===== MATERIAL FOR THIS EXERCISE =====

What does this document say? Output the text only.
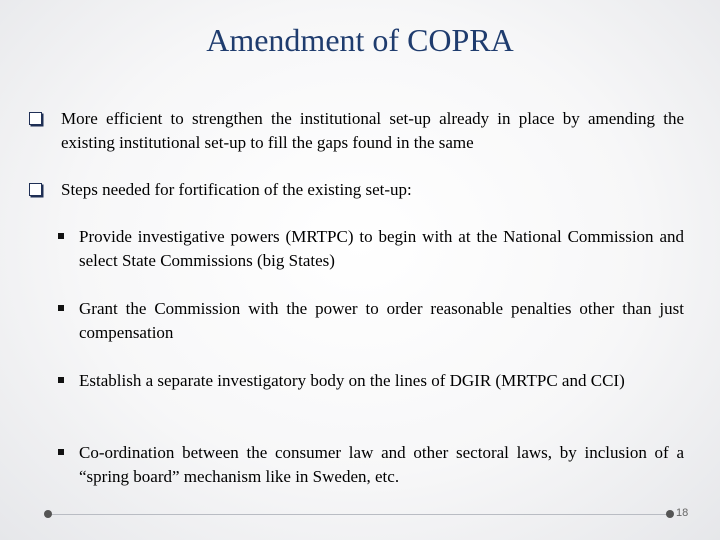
Amendment of COPRA
More efficient to strengthen the institutional set-up already in place by amending the existing institutional set-up to fill the gaps found in the same
Steps needed for fortification of the existing set-up:
Provide investigative powers (MRTPC) to begin with at the National Commission and select State Commissions (big States)
Grant the Commission with the power to order reasonable penalties other than just compensation
Establish a separate investigatory body on the lines of DGIR (MRTPC and CCI)
Co-ordination between the consumer law and other sectoral laws, by inclusion of a “spring board” mechanism like in Sweden, etc.
18
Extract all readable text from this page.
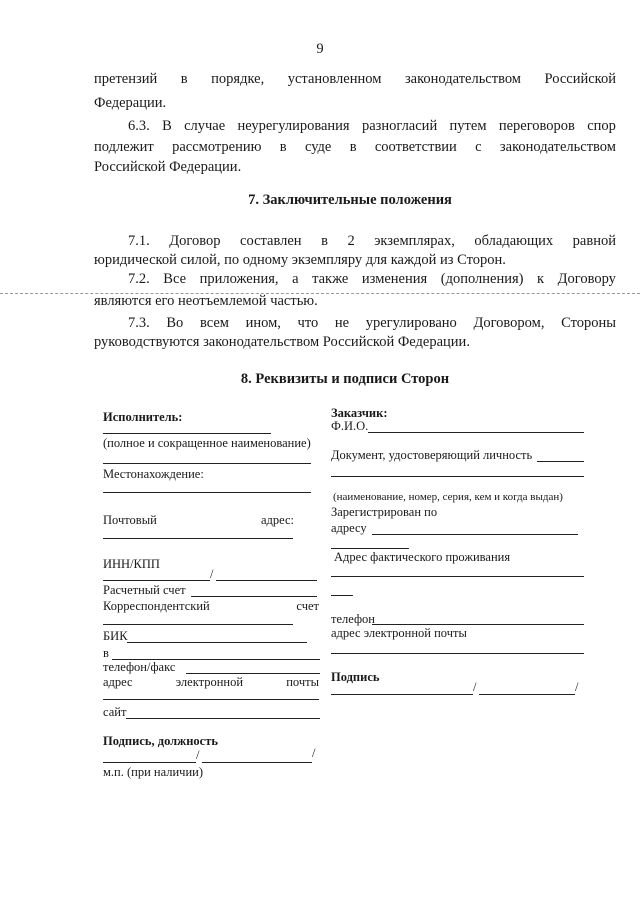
9
претензий в порядке, установленном законодательством Российской
Федерации.
6.3. В случае неурегулирования разногласий путем переговоров спор
подлежит рассмотрению в суде в соответствии с законодательством
Российской Федерации.
7. Заключительные положения
7.1. Договор составлен в 2 экземплярах, обладающих равной
юридической силой, по одному экземпляру для каждой из Сторон.
7.2. Все приложения, а также изменения (дополнения) к Договору
являются его неотъемлемой частью.
7.3. Во всем ином, что не урегулировано Договором, Стороны
руководствуются законодательством Российской Федерации.
8. Реквизиты и подписи Сторон
Исполнитель:
(полное и сокращенное наименование)
Местонахождение:
Почтовый	адрес:
ИНН/КПП
/
Расчетный счет
Корреспондентский	счет
БИК
в
телефон/факс
адрес	электронной	почты
сайт
Подпись, должность
/	/
м.п. (при наличии)
Заказчик:
Ф.И.О.
Документ, удостоверяющий личность
(наименование, номер, серия, кем и когда выдан)
Зарегистрирован по
адресу
Адрес фактического проживания
телефон
адрес электронной почты
Подпись
/	/
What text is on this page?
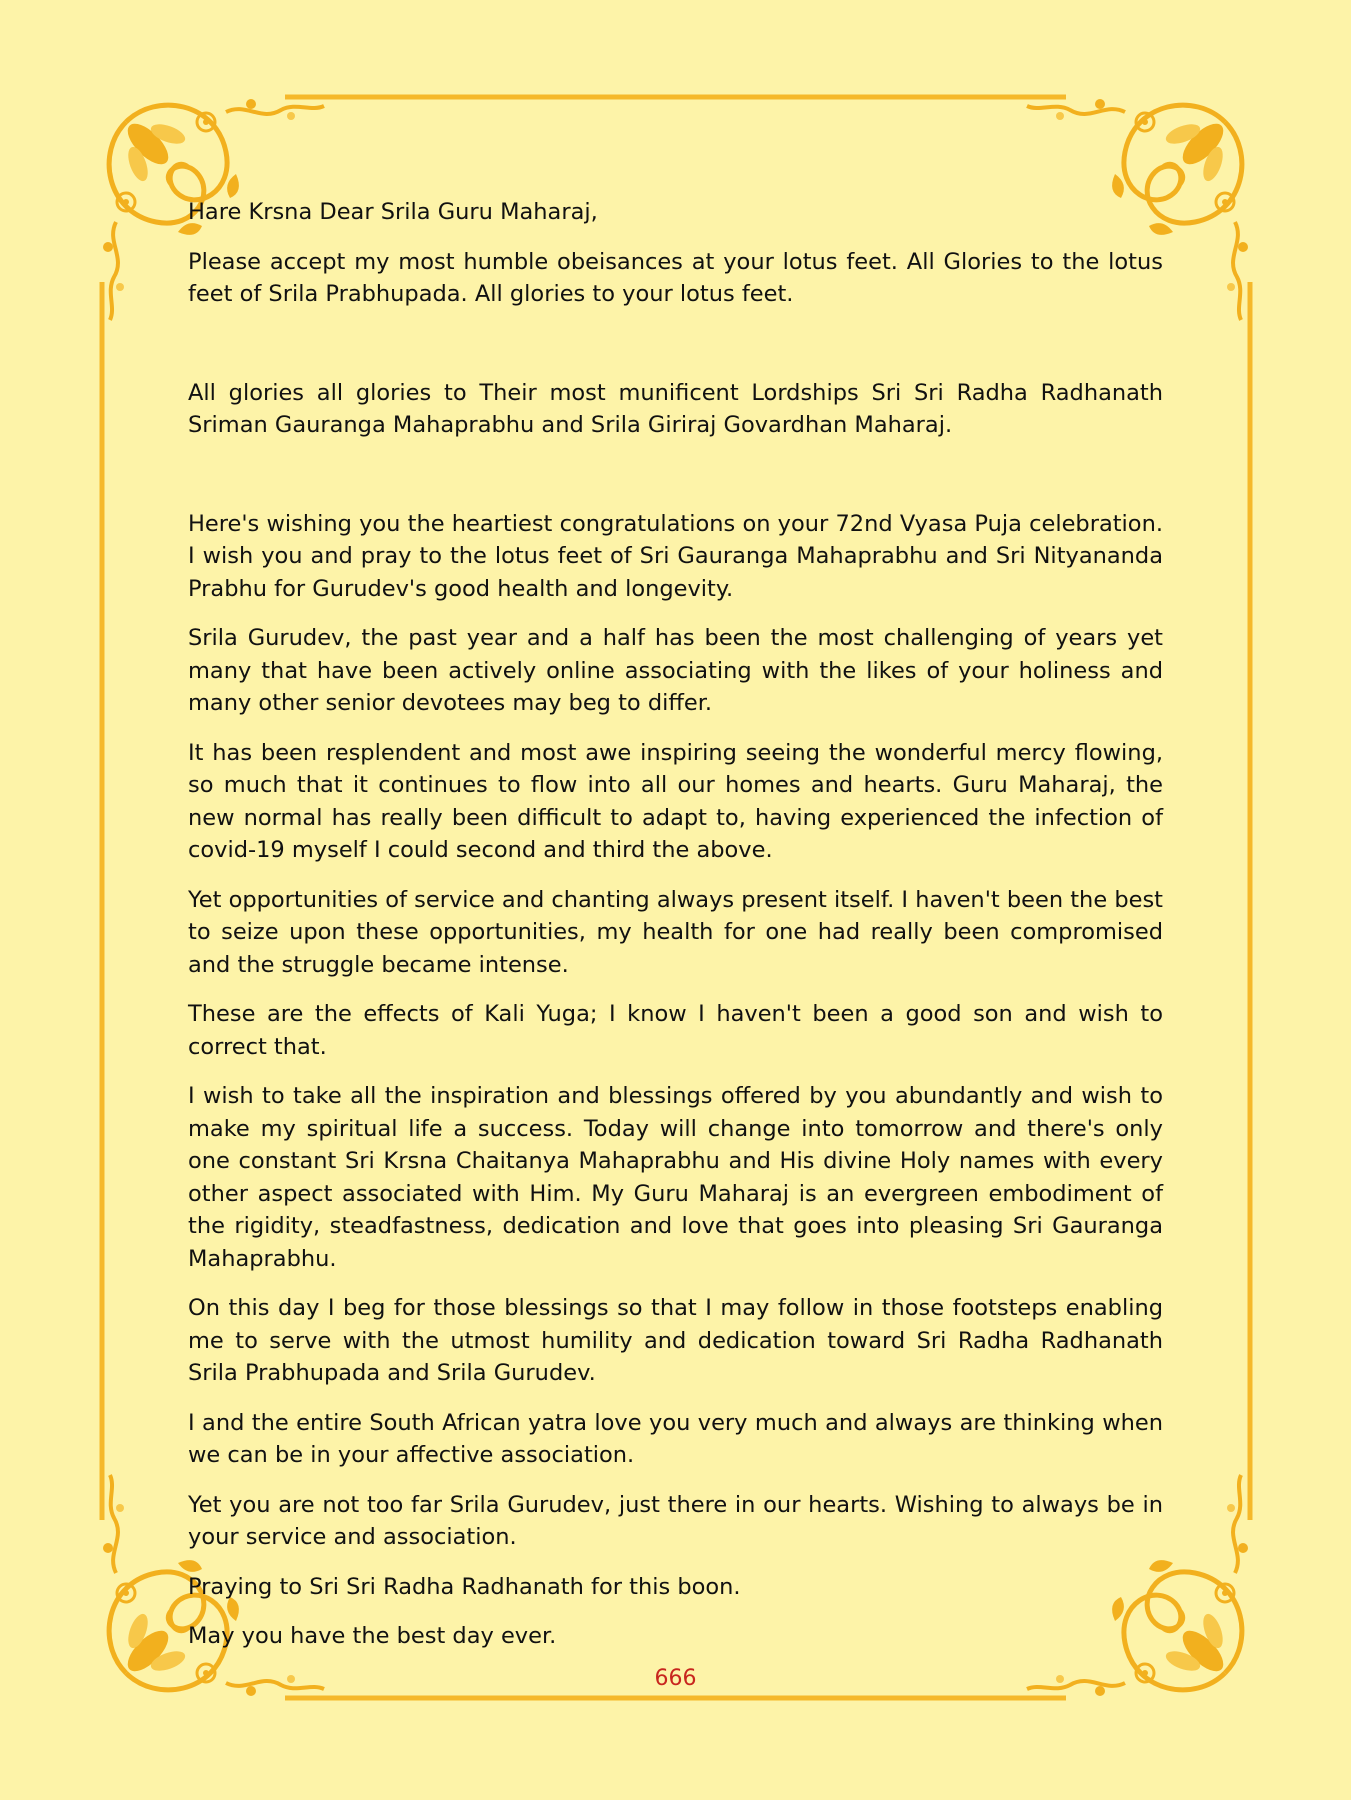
Hare Krsna Dear Srila Guru Maharaj,

Please accept my most humble obeisances at your lotus feet. All Glories to the lotus feet of Srila Prabhupada. All glories to your lotus feet.

All glories all glories to Their most munificent Lordships Sri Sri Radha Radhanath Sriman Gauranga Mahaprabhu and Srila Giriraj Govardhan Maharaj.

Here's wishing you the heartiest congratulations on your 72nd Vyasa Puja celebration. I wish you and pray to the lotus feet of Sri Gauranga Mahaprabhu and Sri Nityananda Prabhu for Gurudev's good health and longevity.

Srila Gurudev, the past year and a half has been the most challenging of years yet many that have been actively online associating with the likes of your holiness and many other senior devotees may beg to differ.

It has been resplendent and most awe inspiring seeing the wonderful mercy flowing, so much that it continues to flow into all our homes and hearts. Guru Maharaj, the new normal has really been difficult to adapt to, having experienced the infection of covid-19 myself I could second and third the above.

Yet opportunities of service and chanting always present itself. I haven't been the best to seize upon these opportunities, my health for one had really been compromised and the struggle became intense.

These are the effects of Kali Yuga; I know I haven't been a good son and wish to correct that.

I wish to take all the inspiration and blessings offered by you abundantly and wish to make my spiritual life a success. Today will change into tomorrow and there's only one constant Sri Krsna Chaitanya Mahaprabhu and His divine Holy names with every other aspect associated with Him. My Guru Maharaj is an evergreen embodiment of the rigidity, steadfastness, dedication and love that goes into pleasing Sri Gauranga Mahaprabhu.

On this day I beg for those blessings so that I may follow in those footsteps enabling me to serve with the utmost humility and dedication toward Sri Radha Radhanath Srila Prabhupada and Srila Gurudev.

I and the entire South African yatra love you very much and always are thinking when we can be in your affective association.

Yet you are not too far Srila Gurudev, just there in our hearts. Wishing to always be in your service and association.

Praying to Sri Sri Radha Radhanath for this boon.

May you have the best day ever.

666
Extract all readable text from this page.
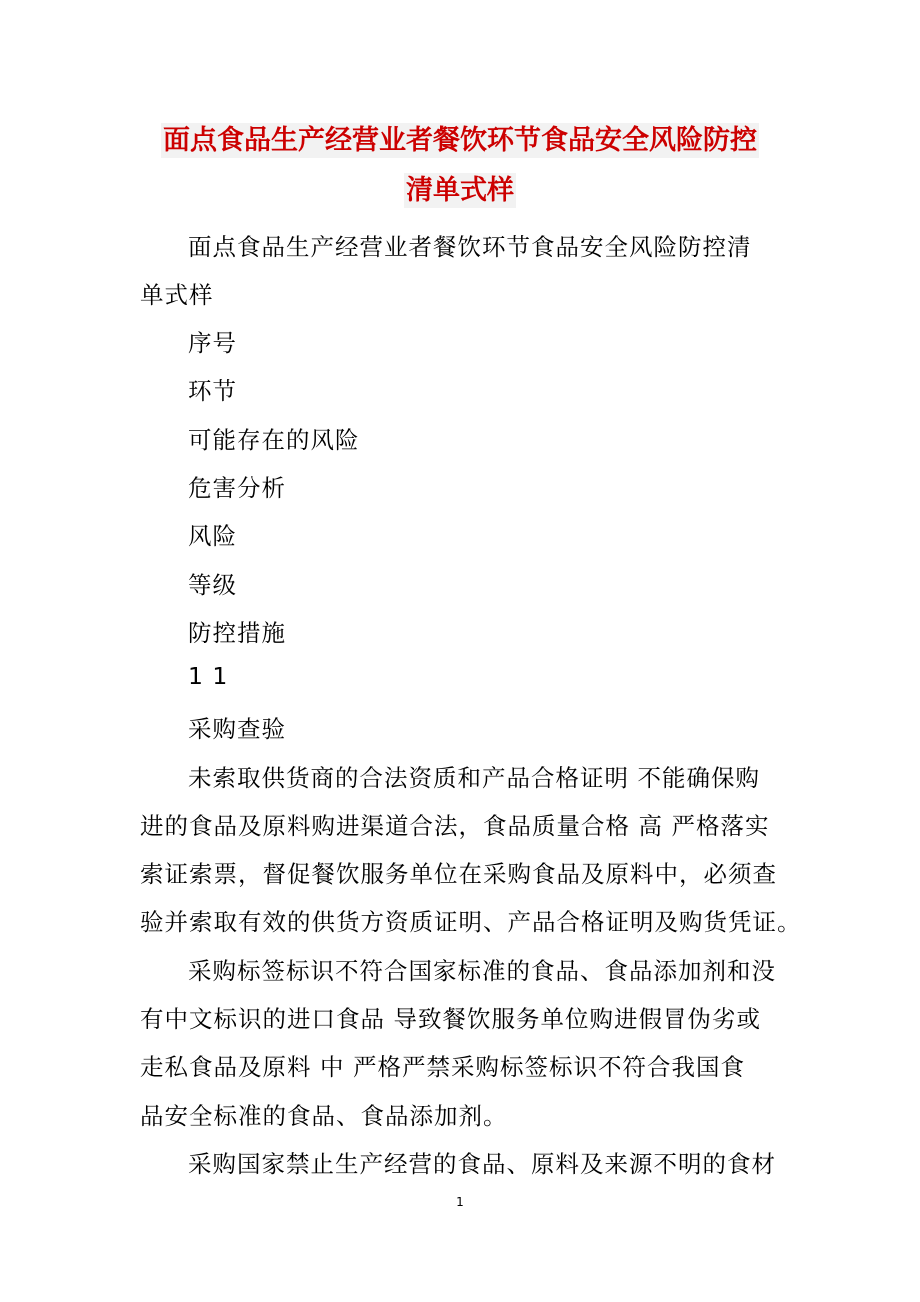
面点食品生产经营业者餐饮环节食品安全风险防控
清单式样
面点食品生产经营业者餐饮环节食品安全风险防控清
单式样
序号
环节
可能存在的风险
危害分析
风险
等级
防控措施
1 1
采购查验
未索取供货商的合法资质和产品合格证明 不能确保购
进的食品及原料购进渠道合法，食品质量合格 高 严格落实
索证索票，督促餐饮服务单位在采购食品及原料中，必须查
验并索取有效的供货方资质证明、产品合格证明及购货凭证。
采购标签标识不符合国家标准的食品、食品添加剂和没
有中文标识的进口食品 导致餐饮服务单位购进假冒伪劣或
走私食品及原料 中 严格严禁采购标签标识不符合我国食
品安全标准的食品、食品添加剂。
采购国家禁止生产经营的食品、原料及来源不明的食材
1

=====

> _WORK INSTRUCTIONS_:
In the entries above, find each line with the word "Krsna" and copy it.

> _FULL RESPONSE_:
Hare Krsna Dear Srila Guru Maharaj,
I wish to take all the inspiration and blessings offered by you abundantly and wish to make my spiritual life a success. Today will change into tomorrow and there's only one constant Sri Krsna Chaitanya Mahaprabhu and His divine Holy names with every other aspect associated with Him. My Guru Maharaj is an evergreen embodiment of the rigidity, steadfastness, dedication and love that goes into pleasing Sri Gauranga Mahaprabhu.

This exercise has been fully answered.